→ **Given exercise**
In the material below, the lines containing the word "text" are required; copy each of them.

Records contained in a dataset:
-- Begin --

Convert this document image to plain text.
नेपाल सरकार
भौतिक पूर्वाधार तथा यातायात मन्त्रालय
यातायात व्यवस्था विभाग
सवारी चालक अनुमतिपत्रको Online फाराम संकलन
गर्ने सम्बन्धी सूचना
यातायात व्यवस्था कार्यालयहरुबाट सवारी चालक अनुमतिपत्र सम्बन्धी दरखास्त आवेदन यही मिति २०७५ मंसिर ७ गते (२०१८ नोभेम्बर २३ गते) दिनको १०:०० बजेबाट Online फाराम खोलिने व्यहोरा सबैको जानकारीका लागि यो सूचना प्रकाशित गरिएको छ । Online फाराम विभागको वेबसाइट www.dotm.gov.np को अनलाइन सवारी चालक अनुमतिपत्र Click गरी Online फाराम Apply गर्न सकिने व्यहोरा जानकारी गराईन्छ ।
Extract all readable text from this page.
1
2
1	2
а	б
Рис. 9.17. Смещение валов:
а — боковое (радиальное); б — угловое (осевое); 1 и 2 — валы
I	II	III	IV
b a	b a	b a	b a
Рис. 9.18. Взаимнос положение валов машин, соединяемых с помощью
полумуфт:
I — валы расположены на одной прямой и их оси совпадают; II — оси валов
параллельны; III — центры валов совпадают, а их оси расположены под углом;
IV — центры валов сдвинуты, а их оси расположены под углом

-- End --

→ **Solution to the exercise**
Convert this document image to plain text.
Extract all readable text from this page.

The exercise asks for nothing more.